# Problem
Return the listing below verbatim. Pictures do not belong in the copy.

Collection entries

★ ★ ★ ★

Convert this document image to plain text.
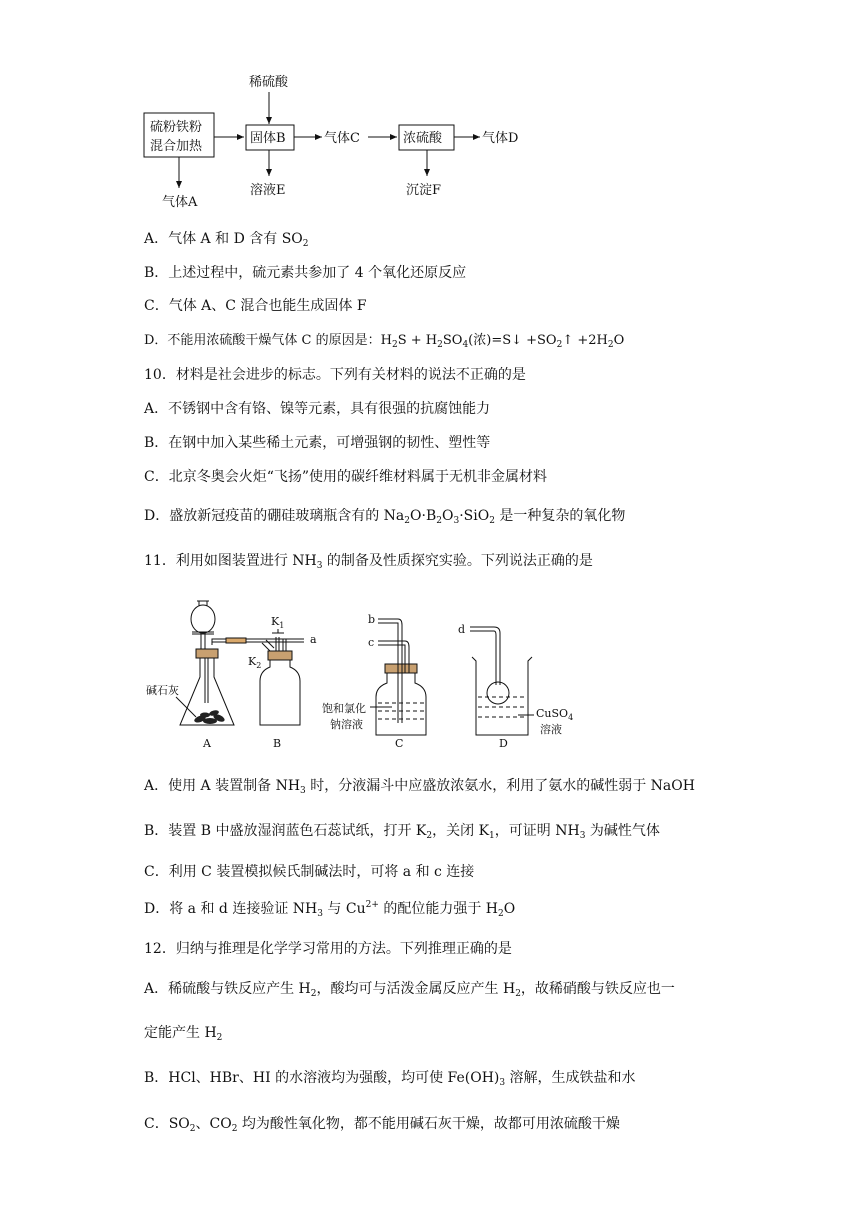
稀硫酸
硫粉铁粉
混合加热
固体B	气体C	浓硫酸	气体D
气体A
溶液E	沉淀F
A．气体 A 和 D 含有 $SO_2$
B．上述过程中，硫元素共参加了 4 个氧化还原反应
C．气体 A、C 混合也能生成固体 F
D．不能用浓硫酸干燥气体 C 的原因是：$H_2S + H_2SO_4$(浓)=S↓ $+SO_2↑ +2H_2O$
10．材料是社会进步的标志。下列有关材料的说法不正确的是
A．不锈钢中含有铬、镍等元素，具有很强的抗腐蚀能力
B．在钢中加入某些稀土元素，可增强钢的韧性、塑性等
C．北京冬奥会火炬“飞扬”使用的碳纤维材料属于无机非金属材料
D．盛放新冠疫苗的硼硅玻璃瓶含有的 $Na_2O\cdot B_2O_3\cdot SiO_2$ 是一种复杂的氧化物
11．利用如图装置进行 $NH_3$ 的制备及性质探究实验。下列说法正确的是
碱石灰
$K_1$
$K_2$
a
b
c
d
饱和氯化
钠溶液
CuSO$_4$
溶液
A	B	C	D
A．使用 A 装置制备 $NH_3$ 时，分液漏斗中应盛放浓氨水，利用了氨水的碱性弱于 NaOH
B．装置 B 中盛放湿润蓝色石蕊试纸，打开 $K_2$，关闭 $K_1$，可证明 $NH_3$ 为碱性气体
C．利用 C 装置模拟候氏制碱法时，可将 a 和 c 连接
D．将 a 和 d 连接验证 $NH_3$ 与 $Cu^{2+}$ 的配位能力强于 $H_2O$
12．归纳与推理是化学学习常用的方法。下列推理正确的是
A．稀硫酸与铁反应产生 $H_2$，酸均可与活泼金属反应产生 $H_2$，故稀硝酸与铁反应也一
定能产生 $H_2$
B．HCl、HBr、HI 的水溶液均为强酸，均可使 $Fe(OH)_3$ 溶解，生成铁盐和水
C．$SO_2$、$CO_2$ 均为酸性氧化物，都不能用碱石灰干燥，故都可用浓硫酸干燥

★ ★ ★ ★

# Full output
Convert this document image to plain text.
稀硫酸
硫粉铁粉
混合加热
固体B	气体C	浓硫酸	气体D
气体A
溶液E	沉淀F
A．气体 A 和 D 含有 $SO_2$
B．上述过程中，硫元素共参加了 4 个氧化还原反应
C．气体 A、C 混合也能生成固体 F
D．不能用浓硫酸干燥气体 C 的原因是：$H_2S + H_2SO_4$(浓)=S↓ $+SO_2↑ +2H_2O$
10．材料是社会进步的标志。下列有关材料的说法不正确的是
A．不锈钢中含有铬、镍等元素，具有很强的抗腐蚀能力
B．在钢中加入某些稀土元素，可增强钢的韧性、塑性等
C．北京冬奥会火炬“飞扬”使用的碳纤维材料属于无机非金属材料
D．盛放新冠疫苗的硼硅玻璃瓶含有的 $Na_2O\cdot B_2O_3\cdot SiO_2$ 是一种复杂的氧化物
11．利用如图装置进行 $NH_3$ 的制备及性质探究实验。下列说法正确的是
碱石灰
$K_1$
$K_2$
a
b
c
d
饱和氯化
钠溶液
CuSO$_4$
溶液
A	B	C	D
A．使用 A 装置制备 $NH_3$ 时，分液漏斗中应盛放浓氨水，利用了氨水的碱性弱于 NaOH
B．装置 B 中盛放湿润蓝色石蕊试纸，打开 $K_2$，关闭 $K_1$，可证明 $NH_3$ 为碱性气体
C．利用 C 装置模拟候氏制碱法时，可将 a 和 c 连接
D．将 a 和 d 连接验证 $NH_3$ 与 $Cu^{2+}$ 的配位能力强于 $H_2O$
12．归纳与推理是化学学习常用的方法。下列推理正确的是
A．稀硫酸与铁反应产生 $H_2$，酸均可与活泼金属反应产生 $H_2$，故稀硝酸与铁反应也一
定能产生 $H_2$
B．HCl、HBr、HI 的水溶液均为强酸，均可使 $Fe(OH)_3$ 溶解，生成铁盐和水
C．$SO_2$、$CO_2$ 均为酸性氧化物，都不能用碱石灰干燥，故都可用浓硫酸干燥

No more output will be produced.